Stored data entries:
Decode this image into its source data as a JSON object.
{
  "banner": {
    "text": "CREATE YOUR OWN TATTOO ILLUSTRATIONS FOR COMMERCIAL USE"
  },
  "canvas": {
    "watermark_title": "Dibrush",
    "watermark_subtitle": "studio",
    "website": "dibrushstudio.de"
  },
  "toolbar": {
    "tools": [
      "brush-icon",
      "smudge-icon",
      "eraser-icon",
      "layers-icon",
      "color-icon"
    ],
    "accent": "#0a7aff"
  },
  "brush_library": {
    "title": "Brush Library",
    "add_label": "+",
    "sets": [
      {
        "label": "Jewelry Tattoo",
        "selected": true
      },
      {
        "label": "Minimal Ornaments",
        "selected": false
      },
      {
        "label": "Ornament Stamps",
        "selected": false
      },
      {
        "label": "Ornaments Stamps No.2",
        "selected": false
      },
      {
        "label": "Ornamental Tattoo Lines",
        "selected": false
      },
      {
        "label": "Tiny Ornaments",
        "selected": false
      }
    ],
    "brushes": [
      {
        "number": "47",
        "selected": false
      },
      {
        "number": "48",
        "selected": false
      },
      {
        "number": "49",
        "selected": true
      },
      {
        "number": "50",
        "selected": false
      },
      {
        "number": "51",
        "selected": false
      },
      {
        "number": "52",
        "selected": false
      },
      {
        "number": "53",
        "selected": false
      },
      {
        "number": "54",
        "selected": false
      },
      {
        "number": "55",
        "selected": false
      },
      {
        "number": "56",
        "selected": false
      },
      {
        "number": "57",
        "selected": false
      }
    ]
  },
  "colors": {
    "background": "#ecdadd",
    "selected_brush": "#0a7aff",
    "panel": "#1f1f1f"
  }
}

* [Stated task] Would you write down every record again, exactly?

* [Exercise output]
Decode this image into its source data as a JSON object.
{
  "banner": {
    "text": "CREATE YOUR OWN TATTOO ILLUSTRATIONS FOR COMMERCIAL USE"
  },
  "canvas": {
    "watermark_title": "Dibrush",
    "watermark_subtitle": "studio",
    "website": "dibrushstudio.de"
  },
  "toolbar": {
    "tools": [
      "brush-icon",
      "smudge-icon",
      "eraser-icon",
      "layers-icon",
      "color-icon"
    ],
    "accent": "#0a7aff"
  },
  "brush_library": {
    "title": "Brush Library",
    "add_label": "+",
    "sets": [
      {
        "label": "Jewelry Tattoo",
        "selected": true
      },
      {
        "label": "Minimal Ornaments",
        "selected": false
      },
      {
        "label": "Ornament Stamps",
        "selected": false
      },
      {
        "label": "Ornaments Stamps No.2",
        "selected": false
      },
      {
        "label": "Ornamental Tattoo Lines",
        "selected": false
      },
      {
        "label": "Tiny Ornaments",
        "selected": false
      }
    ],
    "brushes": [
      {
        "number": "47",
        "selected": false
      },
      {
        "number": "48",
        "selected": false
      },
      {
        "number": "49",
        "selected": true
      },
      {
        "number": "50",
        "selected": false
      },
      {
        "number": "51",
        "selected": false
      },
      {
        "number": "52",
        "selected": false
      },
      {
        "number": "53",
        "selected": false
      },
      {
        "number": "54",
        "selected": false
      },
      {
        "number": "55",
        "selected": false
      },
      {
        "number": "56",
        "selected": false
      },
      {
        "number": "57",
        "selected": false
      }
    ]
  },
  "colors": {
    "background": "#ecdadd",
    "selected_brush": "#0a7aff",
    "panel": "#1f1f1f"
  }
}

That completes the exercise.